** Opening Extract provided block **

The 5th V Chart Awards (第五届音悦V榜年度盛典) is a music awards hosted by YinYueTai on April 8, 2017 at Studio City, Macau. The emcee for the award were Bowie Tsang and Tao Guo.

Shortlisted Criteria 
1. The "data-based category" award nominees are artists who released an official MV in between January 1, 2017 to December 31, 2017 and the artist must be ranked in the chart throughout the whole year.

2. "The Most Popular Artists" series of shortlisted nominees are the top 30 artists in the TOP100 list in all five regions.

3. "Artist Award" series nominees are artists who released music-related work(s) in between January 2017 to December 31, 2017. In addition to the results of the MV chart, the awards will be based on a combination of criteria: the standard of the released album, participation in offline activities, performances, film and television, hosting and the results that accompanies.

** Closing Extract provided block **

- [Your objective]: Sum up the V Chart Awards text in two sentences. The lines after this are separate material, unrelated to the V Chart Awards text.

** Opening Data to examine block **

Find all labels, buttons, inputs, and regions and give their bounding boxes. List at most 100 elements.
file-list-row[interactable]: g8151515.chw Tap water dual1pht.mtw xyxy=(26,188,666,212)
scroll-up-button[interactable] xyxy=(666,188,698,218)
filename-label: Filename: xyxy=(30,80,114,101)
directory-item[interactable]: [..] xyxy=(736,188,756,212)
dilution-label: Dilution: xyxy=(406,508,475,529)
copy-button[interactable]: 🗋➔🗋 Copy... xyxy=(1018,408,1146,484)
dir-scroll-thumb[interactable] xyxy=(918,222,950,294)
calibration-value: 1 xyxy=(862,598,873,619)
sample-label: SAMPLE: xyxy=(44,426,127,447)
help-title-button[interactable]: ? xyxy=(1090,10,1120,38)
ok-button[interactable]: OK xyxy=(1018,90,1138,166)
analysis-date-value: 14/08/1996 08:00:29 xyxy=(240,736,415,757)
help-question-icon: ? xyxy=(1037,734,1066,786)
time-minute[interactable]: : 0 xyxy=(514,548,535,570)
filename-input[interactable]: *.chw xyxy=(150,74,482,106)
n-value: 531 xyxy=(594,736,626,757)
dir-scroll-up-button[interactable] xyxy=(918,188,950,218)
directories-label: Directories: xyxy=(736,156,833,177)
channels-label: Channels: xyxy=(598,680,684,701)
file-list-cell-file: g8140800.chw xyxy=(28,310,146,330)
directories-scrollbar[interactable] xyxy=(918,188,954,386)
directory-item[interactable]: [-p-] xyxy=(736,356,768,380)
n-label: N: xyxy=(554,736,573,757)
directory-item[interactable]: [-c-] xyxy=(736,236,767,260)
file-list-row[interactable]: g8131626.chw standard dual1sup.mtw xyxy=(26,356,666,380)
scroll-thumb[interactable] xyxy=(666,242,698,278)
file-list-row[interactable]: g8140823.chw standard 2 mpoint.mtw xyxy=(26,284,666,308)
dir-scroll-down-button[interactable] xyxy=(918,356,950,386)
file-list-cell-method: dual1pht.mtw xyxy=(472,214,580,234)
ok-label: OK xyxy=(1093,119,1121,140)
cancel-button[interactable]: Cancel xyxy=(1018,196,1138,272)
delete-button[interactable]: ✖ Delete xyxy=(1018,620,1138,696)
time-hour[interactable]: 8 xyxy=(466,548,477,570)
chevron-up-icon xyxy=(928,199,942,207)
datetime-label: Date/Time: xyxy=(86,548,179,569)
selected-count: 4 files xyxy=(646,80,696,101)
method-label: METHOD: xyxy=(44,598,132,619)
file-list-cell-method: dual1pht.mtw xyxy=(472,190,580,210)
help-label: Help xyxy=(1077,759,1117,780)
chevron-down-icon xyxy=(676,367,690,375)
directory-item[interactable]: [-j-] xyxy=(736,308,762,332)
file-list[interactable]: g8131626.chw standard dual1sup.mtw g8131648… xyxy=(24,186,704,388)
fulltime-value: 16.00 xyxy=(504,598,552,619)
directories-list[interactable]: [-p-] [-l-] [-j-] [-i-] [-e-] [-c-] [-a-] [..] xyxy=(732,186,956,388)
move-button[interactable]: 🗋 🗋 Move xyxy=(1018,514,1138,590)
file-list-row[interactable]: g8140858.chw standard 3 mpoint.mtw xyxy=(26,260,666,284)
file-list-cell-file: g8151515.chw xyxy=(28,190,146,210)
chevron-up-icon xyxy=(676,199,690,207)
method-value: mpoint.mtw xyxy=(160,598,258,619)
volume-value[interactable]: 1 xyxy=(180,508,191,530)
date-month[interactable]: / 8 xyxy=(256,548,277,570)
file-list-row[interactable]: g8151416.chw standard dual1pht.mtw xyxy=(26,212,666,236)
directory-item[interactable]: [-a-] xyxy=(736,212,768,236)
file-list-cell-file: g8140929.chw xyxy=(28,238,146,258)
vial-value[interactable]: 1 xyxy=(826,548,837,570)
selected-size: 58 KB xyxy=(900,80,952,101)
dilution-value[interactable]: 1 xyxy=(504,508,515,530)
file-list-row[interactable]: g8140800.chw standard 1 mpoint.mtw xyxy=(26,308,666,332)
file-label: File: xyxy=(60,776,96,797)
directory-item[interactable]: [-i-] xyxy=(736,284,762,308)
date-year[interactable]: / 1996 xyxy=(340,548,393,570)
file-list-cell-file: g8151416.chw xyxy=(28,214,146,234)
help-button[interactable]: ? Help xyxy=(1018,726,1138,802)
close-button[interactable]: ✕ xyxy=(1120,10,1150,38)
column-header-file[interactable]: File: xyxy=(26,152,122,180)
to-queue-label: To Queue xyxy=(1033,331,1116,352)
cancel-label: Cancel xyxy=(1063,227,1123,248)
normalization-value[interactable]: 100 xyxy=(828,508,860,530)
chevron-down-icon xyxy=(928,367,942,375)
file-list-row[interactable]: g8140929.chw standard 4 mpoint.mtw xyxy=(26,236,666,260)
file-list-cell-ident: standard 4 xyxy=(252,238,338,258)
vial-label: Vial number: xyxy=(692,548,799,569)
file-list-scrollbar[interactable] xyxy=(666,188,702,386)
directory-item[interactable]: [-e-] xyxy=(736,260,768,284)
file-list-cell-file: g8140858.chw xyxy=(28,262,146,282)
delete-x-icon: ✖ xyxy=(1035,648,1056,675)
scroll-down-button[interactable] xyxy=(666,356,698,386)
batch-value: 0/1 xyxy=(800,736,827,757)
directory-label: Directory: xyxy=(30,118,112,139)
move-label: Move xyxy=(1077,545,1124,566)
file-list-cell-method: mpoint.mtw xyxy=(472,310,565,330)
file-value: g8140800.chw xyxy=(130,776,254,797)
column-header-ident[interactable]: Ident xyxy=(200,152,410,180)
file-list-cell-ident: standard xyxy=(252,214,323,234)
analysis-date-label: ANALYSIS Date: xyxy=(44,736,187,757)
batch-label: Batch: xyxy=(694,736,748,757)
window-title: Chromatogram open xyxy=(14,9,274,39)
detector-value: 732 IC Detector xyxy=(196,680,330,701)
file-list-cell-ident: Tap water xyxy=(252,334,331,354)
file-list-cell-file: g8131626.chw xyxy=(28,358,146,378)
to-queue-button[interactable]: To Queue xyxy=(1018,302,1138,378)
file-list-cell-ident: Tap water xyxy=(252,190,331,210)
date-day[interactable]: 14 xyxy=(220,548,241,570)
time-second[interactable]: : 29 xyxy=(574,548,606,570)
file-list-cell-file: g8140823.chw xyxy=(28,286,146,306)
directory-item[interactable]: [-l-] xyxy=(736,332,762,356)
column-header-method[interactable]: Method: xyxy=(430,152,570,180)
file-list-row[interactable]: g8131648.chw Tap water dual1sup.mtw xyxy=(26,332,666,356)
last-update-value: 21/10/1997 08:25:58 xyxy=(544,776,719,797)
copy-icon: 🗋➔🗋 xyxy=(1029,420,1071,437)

** Closing Data to examine block **

- [Answer space]: The 5th V Chart Awards were music awards hosted by YinYueTai at Studio City, Macau, with Bowie Tsang and Tao Guo as emcees. Nominees for the data-based, Most Popular Artists, and Artist Award categories were chosen by set criteria, such as releasing an official MV or music-related work in the eligible period, chart rankings, and, for the Artist Award, factors like album standard, offline activities, performances, film and television, and hosting.